(Saved data entries)
§ §
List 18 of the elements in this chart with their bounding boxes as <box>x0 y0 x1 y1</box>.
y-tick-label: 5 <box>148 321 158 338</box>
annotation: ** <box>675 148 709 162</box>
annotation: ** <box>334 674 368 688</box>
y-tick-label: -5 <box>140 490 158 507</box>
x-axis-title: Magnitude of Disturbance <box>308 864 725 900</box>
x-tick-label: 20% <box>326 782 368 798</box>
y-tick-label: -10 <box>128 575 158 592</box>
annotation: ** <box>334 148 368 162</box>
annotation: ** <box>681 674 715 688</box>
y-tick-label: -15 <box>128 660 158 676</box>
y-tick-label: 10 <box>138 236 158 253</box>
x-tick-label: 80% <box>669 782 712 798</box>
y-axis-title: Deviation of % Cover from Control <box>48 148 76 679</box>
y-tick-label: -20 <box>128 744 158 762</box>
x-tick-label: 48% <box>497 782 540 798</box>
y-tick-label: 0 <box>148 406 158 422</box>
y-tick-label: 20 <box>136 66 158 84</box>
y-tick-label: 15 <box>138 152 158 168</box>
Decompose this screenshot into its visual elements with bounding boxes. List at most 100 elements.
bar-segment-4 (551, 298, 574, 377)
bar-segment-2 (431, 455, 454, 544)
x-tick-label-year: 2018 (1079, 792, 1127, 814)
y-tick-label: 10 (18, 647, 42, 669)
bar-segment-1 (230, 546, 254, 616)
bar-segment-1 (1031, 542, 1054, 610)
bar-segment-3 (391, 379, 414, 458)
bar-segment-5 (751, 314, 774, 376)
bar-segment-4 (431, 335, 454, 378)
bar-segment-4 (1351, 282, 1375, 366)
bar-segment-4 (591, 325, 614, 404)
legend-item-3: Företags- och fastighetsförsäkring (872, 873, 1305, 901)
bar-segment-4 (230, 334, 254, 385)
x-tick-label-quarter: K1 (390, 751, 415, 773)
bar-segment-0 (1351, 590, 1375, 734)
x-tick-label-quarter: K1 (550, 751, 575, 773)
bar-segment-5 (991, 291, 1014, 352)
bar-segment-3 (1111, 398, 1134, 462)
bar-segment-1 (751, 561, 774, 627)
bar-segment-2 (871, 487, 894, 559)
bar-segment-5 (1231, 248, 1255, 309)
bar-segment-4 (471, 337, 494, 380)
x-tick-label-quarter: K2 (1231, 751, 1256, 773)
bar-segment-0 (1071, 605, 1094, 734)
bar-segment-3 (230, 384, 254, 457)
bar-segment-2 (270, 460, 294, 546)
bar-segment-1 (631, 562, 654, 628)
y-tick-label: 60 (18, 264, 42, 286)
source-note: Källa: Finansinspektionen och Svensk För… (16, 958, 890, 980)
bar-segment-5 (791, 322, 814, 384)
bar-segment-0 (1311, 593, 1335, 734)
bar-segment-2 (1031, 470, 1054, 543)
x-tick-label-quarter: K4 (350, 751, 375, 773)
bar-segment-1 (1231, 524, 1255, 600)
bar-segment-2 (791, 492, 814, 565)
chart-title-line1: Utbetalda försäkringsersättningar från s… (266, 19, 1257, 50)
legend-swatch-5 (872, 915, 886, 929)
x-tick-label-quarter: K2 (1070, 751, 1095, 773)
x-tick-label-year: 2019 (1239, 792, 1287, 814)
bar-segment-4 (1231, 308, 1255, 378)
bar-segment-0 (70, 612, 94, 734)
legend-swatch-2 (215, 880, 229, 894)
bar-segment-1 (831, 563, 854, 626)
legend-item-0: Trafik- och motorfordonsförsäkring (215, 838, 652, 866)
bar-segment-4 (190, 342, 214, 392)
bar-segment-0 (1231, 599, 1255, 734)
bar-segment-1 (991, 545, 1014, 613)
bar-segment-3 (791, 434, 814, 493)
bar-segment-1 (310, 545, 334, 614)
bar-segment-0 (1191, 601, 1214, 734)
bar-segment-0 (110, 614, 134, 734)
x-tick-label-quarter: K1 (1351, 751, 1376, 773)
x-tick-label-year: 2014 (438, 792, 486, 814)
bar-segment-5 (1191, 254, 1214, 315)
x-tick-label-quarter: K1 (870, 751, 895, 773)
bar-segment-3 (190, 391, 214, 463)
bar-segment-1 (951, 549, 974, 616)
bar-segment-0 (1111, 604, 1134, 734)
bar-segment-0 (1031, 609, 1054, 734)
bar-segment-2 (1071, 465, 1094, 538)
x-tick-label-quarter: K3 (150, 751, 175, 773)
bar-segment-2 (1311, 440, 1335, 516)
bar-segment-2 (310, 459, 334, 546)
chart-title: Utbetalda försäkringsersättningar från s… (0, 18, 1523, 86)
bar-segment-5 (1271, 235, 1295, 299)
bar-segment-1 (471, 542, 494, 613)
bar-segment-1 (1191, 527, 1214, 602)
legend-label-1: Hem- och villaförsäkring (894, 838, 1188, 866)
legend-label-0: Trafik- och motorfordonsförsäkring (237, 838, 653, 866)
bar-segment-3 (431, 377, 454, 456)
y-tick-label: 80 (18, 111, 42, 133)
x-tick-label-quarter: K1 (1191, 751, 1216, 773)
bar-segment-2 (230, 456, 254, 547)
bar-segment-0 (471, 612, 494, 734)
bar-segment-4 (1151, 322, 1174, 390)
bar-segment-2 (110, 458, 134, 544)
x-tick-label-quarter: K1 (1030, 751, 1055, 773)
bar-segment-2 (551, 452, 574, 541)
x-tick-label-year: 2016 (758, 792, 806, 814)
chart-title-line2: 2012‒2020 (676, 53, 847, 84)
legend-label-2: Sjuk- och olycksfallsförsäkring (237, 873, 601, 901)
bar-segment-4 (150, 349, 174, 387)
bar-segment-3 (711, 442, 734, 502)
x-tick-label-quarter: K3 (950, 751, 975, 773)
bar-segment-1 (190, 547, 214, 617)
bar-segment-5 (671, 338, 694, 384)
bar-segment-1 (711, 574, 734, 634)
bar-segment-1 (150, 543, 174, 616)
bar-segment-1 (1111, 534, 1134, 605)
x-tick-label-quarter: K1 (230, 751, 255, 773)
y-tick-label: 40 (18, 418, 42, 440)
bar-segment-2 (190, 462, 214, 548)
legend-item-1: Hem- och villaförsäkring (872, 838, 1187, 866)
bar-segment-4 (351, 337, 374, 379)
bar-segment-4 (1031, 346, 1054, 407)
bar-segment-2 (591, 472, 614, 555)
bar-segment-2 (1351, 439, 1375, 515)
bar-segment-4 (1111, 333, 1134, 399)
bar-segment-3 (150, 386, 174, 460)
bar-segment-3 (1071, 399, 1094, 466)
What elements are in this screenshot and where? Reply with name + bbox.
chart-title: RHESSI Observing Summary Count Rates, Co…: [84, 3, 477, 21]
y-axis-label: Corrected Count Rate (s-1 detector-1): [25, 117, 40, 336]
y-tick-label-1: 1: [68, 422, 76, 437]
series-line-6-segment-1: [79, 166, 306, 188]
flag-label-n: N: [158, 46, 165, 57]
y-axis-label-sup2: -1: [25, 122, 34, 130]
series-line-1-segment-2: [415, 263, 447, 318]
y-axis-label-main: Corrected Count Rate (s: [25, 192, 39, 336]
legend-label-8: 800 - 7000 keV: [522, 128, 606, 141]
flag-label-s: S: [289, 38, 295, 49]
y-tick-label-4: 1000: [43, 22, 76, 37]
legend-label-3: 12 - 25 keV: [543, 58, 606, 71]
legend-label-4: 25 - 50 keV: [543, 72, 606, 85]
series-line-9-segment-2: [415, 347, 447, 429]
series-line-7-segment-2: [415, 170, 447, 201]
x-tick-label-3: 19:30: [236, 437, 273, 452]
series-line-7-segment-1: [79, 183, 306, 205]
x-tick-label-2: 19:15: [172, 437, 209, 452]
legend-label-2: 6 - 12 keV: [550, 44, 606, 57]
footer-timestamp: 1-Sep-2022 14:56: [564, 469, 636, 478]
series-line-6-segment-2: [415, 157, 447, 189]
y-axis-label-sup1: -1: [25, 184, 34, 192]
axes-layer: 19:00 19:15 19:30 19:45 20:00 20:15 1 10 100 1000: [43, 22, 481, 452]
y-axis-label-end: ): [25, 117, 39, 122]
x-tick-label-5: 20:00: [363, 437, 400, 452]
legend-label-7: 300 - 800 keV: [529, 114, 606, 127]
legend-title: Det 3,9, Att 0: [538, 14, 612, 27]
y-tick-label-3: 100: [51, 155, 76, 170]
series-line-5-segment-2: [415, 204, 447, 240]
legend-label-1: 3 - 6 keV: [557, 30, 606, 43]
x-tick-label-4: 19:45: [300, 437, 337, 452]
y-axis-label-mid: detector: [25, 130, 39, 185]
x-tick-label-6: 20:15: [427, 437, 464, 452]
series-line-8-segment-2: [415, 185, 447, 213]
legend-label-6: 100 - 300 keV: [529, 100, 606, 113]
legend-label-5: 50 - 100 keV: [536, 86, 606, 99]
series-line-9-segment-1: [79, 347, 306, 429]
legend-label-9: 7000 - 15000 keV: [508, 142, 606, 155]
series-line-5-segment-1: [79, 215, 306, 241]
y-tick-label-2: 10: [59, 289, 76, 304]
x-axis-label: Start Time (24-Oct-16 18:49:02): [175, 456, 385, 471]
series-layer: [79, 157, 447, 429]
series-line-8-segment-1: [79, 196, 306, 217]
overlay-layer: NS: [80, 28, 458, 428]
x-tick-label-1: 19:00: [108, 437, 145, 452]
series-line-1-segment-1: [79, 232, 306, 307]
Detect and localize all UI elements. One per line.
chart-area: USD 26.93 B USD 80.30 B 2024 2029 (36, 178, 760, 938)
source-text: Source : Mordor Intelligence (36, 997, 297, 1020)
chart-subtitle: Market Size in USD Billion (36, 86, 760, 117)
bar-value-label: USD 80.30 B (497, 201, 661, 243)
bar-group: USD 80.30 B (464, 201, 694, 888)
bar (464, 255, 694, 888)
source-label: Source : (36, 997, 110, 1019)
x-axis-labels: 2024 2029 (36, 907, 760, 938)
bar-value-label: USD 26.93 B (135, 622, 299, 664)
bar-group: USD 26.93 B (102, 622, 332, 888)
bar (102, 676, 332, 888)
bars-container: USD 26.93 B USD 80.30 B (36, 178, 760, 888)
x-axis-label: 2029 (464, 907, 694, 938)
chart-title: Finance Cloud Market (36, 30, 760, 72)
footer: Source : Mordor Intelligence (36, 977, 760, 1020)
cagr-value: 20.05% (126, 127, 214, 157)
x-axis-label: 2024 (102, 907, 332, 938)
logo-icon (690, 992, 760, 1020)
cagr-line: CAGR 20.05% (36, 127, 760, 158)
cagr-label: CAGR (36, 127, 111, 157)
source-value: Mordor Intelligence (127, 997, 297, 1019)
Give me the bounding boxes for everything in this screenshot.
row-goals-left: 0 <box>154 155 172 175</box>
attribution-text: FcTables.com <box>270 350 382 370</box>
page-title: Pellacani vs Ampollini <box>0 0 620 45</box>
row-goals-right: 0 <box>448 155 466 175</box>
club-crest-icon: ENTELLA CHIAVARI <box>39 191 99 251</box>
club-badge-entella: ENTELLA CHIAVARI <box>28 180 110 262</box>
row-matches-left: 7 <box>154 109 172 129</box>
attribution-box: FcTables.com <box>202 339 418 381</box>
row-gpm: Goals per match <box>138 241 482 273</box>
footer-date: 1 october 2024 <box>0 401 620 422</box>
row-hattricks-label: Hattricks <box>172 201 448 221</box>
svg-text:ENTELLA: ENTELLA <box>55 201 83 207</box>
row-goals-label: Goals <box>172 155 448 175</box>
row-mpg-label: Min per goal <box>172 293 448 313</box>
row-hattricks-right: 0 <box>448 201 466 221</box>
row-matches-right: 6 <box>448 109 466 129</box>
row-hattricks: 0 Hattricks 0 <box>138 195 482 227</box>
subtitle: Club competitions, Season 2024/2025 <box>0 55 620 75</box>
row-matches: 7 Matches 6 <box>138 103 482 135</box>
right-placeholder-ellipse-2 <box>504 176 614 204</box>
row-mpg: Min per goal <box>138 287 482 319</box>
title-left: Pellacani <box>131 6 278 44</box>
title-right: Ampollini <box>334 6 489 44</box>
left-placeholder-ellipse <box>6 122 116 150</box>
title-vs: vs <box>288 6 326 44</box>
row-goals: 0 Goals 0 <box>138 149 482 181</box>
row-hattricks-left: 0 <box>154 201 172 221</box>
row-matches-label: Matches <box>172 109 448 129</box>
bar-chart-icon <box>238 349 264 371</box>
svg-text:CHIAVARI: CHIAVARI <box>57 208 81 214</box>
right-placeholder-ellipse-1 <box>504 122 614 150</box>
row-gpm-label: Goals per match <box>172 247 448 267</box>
§ §
* [What you have to do]: Please convert the items from the first line up to and including the line containing "bar-segment-4 (591, 325, 614, 404)" into a Markdown table with the columns Row and Entry, numbering each line and skipping any blank lines.

* [Exercise result]:
| Row | Entry |
|---|---|
| 1 | List 18 of the elements in this chart with their bounding boxes as <box>x0 y0 x1 y1</box>. |
| 2 | y-tick-label: 5 <box>148 321 158 338</box> |
| 3 | annotation: ** <box>675 148 709 162</box> |
| 4 | annotation: ** <box>334 674 368 688</box> |
| 5 | y-tick-label: -5 <box>140 490 158 507</box> |
| 6 | x-axis-title: Magnitude of Disturbance <box>308 864 725 900</box> |
| 7 | x-tick-label: 20% <box>326 782 368 798</box> |
| 8 | y-tick-label: -10 <box>128 575 158 592</box> |
| 9 | annotation: ** <box>334 148 368 162</box> |
| 10 | annotation: ** <box>681 674 715 688</box> |
| 11 | y-tick-label: -15 <box>128 660 158 676</box> |
| 12 | y-tick-label: 10 <box>138 236 158 253</box> |
| 13 | x-tick-label: 80% <box>669 782 712 798</box> |
| 14 | y-axis-title: Deviation of % Cover from Control <box>48 148 76 679</box> |
| 15 | y-tick-label: -20 <box>128 744 158 762</box> |
| 16 | x-tick-label: 48% <box>497 782 540 798</box> |
| 17 | y-tick-label: 0 <box>148 406 158 422</box> |
| 18 | y-tick-label: 20 <box>136 66 158 84</box> |
| 19 | y-tick-label: 15 <box>138 152 158 168</box> |
| 20 | Decompose this screenshot into its visual elements with bounding boxes. List at most 100 elements. |
| 21 | bar-segment-4 (551, 298, 574, 377) |
| 22 | bar-segment-2 (431, 455, 454, 544) |
| 23 | x-tick-label-year: 2018 (1079, 792, 1127, 814) |
| 24 | y-tick-label: 10 (18, 647, 42, 669) |
| 25 | bar-segment-1 (230, 546, 254, 616) |
| 26 | bar-segment-1 (1031, 542, 1054, 610) |
| 27 | bar-segment-3 (391, 379, 414, 458) |
| 28 | bar-segment-5 (751, 314, 774, 376) |
| 29 | bar-segment-4 (431, 335, 454, 378) |
| 30 | bar-segment-4 (1351, 282, 1375, 366) |
| 31 | bar-segment-4 (591, 325, 614, 404) |